• _WHAT IS EXPECTED_
In your copy of the data below, reproduce every entry exactly and omit the pictures.

(Beginning of STUDY MATERIAL)

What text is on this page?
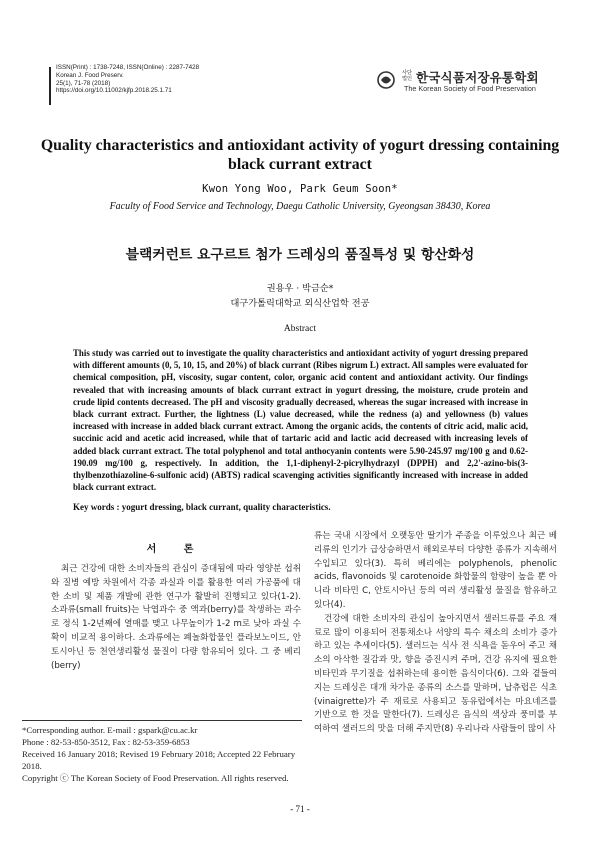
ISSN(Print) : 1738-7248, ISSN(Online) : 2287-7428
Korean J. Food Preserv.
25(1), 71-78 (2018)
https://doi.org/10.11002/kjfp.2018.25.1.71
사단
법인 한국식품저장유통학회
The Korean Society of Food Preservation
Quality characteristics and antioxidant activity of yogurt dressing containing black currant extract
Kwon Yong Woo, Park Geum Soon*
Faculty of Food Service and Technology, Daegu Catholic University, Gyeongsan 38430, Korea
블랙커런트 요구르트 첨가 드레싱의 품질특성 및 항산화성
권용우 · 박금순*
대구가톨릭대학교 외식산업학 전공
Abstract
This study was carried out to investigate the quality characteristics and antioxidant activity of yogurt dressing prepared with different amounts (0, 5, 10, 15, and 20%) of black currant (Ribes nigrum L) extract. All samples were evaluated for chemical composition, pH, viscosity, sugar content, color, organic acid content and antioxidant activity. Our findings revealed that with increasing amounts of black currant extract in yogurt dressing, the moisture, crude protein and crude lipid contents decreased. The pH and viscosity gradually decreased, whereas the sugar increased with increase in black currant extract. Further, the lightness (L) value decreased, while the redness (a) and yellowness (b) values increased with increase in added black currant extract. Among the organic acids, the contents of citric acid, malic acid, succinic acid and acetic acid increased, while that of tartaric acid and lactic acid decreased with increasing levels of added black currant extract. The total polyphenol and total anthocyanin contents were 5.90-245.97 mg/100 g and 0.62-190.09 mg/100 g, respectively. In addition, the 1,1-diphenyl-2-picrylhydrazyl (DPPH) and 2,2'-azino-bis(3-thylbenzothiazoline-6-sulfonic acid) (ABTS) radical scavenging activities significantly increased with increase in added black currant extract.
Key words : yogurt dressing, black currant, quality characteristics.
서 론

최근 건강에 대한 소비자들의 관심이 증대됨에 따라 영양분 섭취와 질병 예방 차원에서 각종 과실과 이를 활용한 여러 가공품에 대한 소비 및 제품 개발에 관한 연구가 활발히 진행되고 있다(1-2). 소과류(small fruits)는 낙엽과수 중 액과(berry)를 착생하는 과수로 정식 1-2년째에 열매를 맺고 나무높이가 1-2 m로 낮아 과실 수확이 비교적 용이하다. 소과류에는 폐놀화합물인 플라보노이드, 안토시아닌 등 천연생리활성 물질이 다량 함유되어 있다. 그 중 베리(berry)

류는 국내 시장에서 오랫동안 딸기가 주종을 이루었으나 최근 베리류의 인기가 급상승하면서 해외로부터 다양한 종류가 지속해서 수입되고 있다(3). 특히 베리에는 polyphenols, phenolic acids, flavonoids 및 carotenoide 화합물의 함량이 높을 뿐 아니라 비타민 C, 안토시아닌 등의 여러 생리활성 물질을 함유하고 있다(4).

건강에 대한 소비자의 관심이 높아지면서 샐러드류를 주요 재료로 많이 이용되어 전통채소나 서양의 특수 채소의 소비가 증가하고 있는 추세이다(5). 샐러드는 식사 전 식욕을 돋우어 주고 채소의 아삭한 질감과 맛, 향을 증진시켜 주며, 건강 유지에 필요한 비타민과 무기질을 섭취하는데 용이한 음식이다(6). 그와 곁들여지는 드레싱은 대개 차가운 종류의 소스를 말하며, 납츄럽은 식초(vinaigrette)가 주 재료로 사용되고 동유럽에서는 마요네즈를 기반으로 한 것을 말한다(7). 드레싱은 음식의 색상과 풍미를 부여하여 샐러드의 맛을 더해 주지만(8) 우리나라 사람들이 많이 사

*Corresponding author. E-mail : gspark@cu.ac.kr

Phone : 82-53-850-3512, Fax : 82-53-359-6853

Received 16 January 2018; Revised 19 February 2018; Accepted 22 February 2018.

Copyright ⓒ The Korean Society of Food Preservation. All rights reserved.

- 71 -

(End of STUDY MATERIAL)

• _RESULT OF THIS TASK_
What text is on this page?
ISSN(Print) : 1738-7248, ISSN(Online) : 2287-7428
Korean J. Food Preserv.
25(1), 71-78 (2018)
https://doi.org/10.11002/kjfp.2018.25.1.71
사단
법인 한국식품저장유통학회
The Korean Society of Food Preservation
Quality characteristics and antioxidant activity of yogurt dressing containing black currant extract
Kwon Yong Woo, Park Geum Soon*
Faculty of Food Service and Technology, Daegu Catholic University, Gyeongsan 38430, Korea
블랙커런트 요구르트 첨가 드레싱의 품질특성 및 항산화성
권용우 · 박금순*
대구가톨릭대학교 외식산업학 전공
Abstract
This study was carried out to investigate the quality characteristics and antioxidant activity of yogurt dressing prepared with different amounts (0, 5, 10, 15, and 20%) of black currant (Ribes nigrum L) extract. All samples were evaluated for chemical composition, pH, viscosity, sugar content, color, organic acid content and antioxidant activity. Our findings revealed that with increasing amounts of black currant extract in yogurt dressing, the moisture, crude protein and crude lipid contents decreased. The pH and viscosity gradually decreased, whereas the sugar increased with increase in black currant extract. Further, the lightness (L) value decreased, while the redness (a) and yellowness (b) values increased with increase in added black currant extract. Among the organic acids, the contents of citric acid, malic acid, succinic acid and acetic acid increased, while that of tartaric acid and lactic acid decreased with increasing levels of added black currant extract. The total polyphenol and total anthocyanin contents were 5.90-245.97 mg/100 g and 0.62-190.09 mg/100 g, respectively. In addition, the 1,1-diphenyl-2-picrylhydrazyl (DPPH) and 2,2'-azino-bis(3-thylbenzothiazoline-6-sulfonic acid) (ABTS) radical scavenging activities significantly increased with increase in added black currant extract.
Key words : yogurt dressing, black currant, quality characteristics.
서 론

최근 건강에 대한 소비자들의 관심이 증대됨에 따라 영양분 섭취와 질병 예방 차원에서 각종 과실과 이를 활용한 여러 가공품에 대한 소비 및 제품 개발에 관한 연구가 활발히 진행되고 있다(1-2). 소과류(small fruits)는 낙엽과수 중 액과(berry)를 착생하는 과수로 정식 1-2년째에 열매를 맺고 나무높이가 1-2 m로 낮아 과실 수확이 비교적 용이하다. 소과류에는 폐놀화합물인 플라보노이드, 안토시아닌 등 천연생리활성 물질이 다량 함유되어 있다. 그 중 베리(berry)

류는 국내 시장에서 오랫동안 딸기가 주종을 이루었으나 최근 베리류의 인기가 급상승하면서 해외로부터 다양한 종류가 지속해서 수입되고 있다(3). 특히 베리에는 polyphenols, phenolic acids, flavonoids 및 carotenoide 화합물의 함량이 높을 뿐 아니라 비타민 C, 안토시아닌 등의 여러 생리활성 물질을 함유하고 있다(4).

건강에 대한 소비자의 관심이 높아지면서 샐러드류를 주요 재료로 많이 이용되어 전통채소나 서양의 특수 채소의 소비가 증가하고 있는 추세이다(5). 샐러드는 식사 전 식욕을 돋우어 주고 채소의 아삭한 질감과 맛, 향을 증진시켜 주며, 건강 유지에 필요한 비타민과 무기질을 섭취하는데 용이한 음식이다(6). 그와 곁들여지는 드레싱은 대개 차가운 종류의 소스를 말하며, 납츄럽은 식초(vinaigrette)가 주 재료로 사용되고 동유럽에서는 마요네즈를 기반으로 한 것을 말한다(7). 드레싱은 음식의 색상과 풍미를 부여하여 샐러드의 맛을 더해 주지만(8) 우리나라 사람들이 많이 사

*Corresponding author. E-mail : gspark@cu.ac.kr

Phone : 82-53-850-3512, Fax : 82-53-359-6853

Received 16 January 2018; Revised 19 February 2018; Accepted 22 February 2018.

Copyright ⓒ The Korean Society of Food Preservation. All rights reserved.

- 71 -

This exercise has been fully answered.